A block of data
***
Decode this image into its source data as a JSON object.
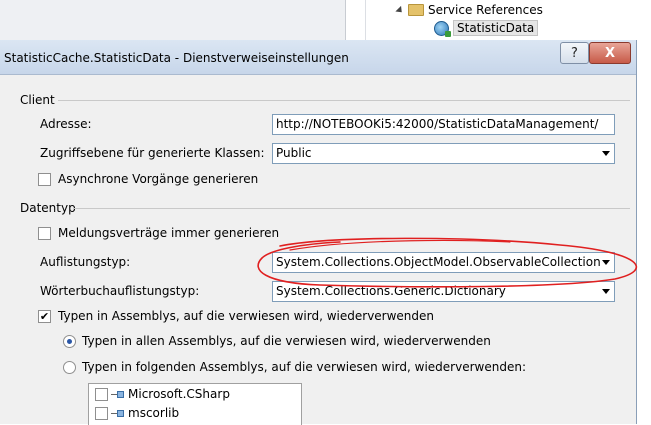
{
  "solution_explorer": {
    "service_references_label": "Service References",
    "statistic_data_label": "StatisticData"
  },
  "dialog": {
    "title": "StatisticCache.StatisticData - Dienstverweiseinstellungen",
    "help_button": "?",
    "close_button": "X"
  },
  "client": {
    "group_label": "Client",
    "address_label": "Adresse:",
    "address_value": "http://NOTEBOOKi5:42000/StatisticDataManagement/",
    "access_level_label": "Zugriffsebene für generierte Klassen:",
    "access_level_value": "Public",
    "async_label": "Asynchrone Vorgänge generieren",
    "async_checked": false
  },
  "datatype": {
    "group_label": "Datentyp",
    "always_generate_label": "Meldungsverträge immer generieren",
    "always_generate_checked": false,
    "collection_type_label": "Auflistungstyp:",
    "collection_type_value": "System.Collections.ObjectModel.ObservableCollection",
    "dictionary_type_label": "Wörterbuchauflistungstyp:",
    "dictionary_type_value": "System.Collections.Generic.Dictionary",
    "reuse_types_label": "Typen in Assemblys, auf die verwiesen wird, wiederverwenden",
    "reuse_types_checked": true,
    "reuse_all_label": "Typen in allen Assemblys, auf die verwiesen wird, wiederverwenden",
    "reuse_specified_label": "Typen in folgenden Assemblys, auf die verwiesen wird, wiederverwenden:",
    "assemblies": [
      {
        "name": "Microsoft.CSharp"
      },
      {
        "name": "mscorlib"
      }
    ]
  },
  "colors": {
    "annotation": "#e02020",
    "titlebar": "#c7d6ea",
    "radio_dot": "#2a56a6"
  }
}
***
Only the number is wanted: how many lines of the material contain the word "verwiesen"?

* _COMPLETE RESPONSE_:
3